┌──

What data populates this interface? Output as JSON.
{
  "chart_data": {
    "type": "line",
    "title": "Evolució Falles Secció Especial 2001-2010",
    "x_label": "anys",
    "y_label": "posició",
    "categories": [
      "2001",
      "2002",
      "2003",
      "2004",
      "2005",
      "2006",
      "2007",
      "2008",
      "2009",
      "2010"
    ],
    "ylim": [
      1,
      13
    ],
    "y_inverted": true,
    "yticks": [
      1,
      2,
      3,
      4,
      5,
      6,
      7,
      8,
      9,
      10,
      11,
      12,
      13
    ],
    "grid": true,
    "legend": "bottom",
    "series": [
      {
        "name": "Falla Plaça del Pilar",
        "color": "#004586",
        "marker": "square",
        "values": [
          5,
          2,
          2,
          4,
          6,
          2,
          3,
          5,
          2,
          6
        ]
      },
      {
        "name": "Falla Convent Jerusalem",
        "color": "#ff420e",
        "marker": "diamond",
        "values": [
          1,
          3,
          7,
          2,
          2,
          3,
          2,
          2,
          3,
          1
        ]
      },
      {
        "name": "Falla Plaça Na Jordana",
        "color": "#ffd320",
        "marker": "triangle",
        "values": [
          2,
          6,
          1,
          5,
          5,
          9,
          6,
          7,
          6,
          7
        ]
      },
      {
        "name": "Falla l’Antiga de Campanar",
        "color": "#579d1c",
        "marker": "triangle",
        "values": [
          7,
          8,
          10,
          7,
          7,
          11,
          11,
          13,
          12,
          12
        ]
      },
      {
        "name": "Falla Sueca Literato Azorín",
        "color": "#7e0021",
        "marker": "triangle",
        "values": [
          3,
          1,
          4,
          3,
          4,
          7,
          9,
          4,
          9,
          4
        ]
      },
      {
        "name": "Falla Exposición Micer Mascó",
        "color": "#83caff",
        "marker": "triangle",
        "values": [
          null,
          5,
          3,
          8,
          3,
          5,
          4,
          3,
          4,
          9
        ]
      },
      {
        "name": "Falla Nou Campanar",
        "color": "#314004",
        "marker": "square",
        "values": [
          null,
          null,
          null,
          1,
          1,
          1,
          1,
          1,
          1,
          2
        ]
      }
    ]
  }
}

└──

(Exercise description): The lines above should be duplicated exactly.

(Result below):
What data populates this interface? Output as JSON.
{
  "chart_data": {
    "type": "line",
    "title": "Evolució Falles Secció Especial 2001-2010",
    "x_label": "anys",
    "y_label": "posició",
    "categories": [
      "2001",
      "2002",
      "2003",
      "2004",
      "2005",
      "2006",
      "2007",
      "2008",
      "2009",
      "2010"
    ],
    "ylim": [
      1,
      13
    ],
    "y_inverted": true,
    "yticks": [
      1,
      2,
      3,
      4,
      5,
      6,
      7,
      8,
      9,
      10,
      11,
      12,
      13
    ],
    "grid": true,
    "legend": "bottom",
    "series": [
      {
        "name": "Falla Plaça del Pilar",
        "color": "#004586",
        "marker": "square",
        "values": [
          5,
          2,
          2,
          4,
          6,
          2,
          3,
          5,
          2,
          6
        ]
      },
      {
        "name": "Falla Convent Jerusalem",
        "color": "#ff420e",
        "marker": "diamond",
        "values": [
          1,
          3,
          7,
          2,
          2,
          3,
          2,
          2,
          3,
          1
        ]
      },
      {
        "name": "Falla Plaça Na Jordana",
        "color": "#ffd320",
        "marker": "triangle",
        "values": [
          2,
          6,
          1,
          5,
          5,
          9,
          6,
          7,
          6,
          7
        ]
      },
      {
        "name": "Falla l’Antiga de Campanar",
        "color": "#579d1c",
        "marker": "triangle",
        "values": [
          7,
          8,
          10,
          7,
          7,
          11,
          11,
          13,
          12,
          12
        ]
      },
      {
        "name": "Falla Sueca Literato Azorín",
        "color": "#7e0021",
        "marker": "triangle",
        "values": [
          3,
          1,
          4,
          3,
          4,
          7,
          9,
          4,
          9,
          4
        ]
      },
      {
        "name": "Falla Exposición Micer Mascó",
        "color": "#83caff",
        "marker": "triangle",
        "values": [
          null,
          5,
          3,
          8,
          3,
          5,
          4,
          3,
          4,
          9
        ]
      },
      {
        "name": "Falla Nou Campanar",
        "color": "#314004",
        "marker": "square",
        "values": [
          null,
          null,
          null,
          1,
          1,
          1,
          1,
          1,
          1,
          2
        ]
      }
    ]
  }
}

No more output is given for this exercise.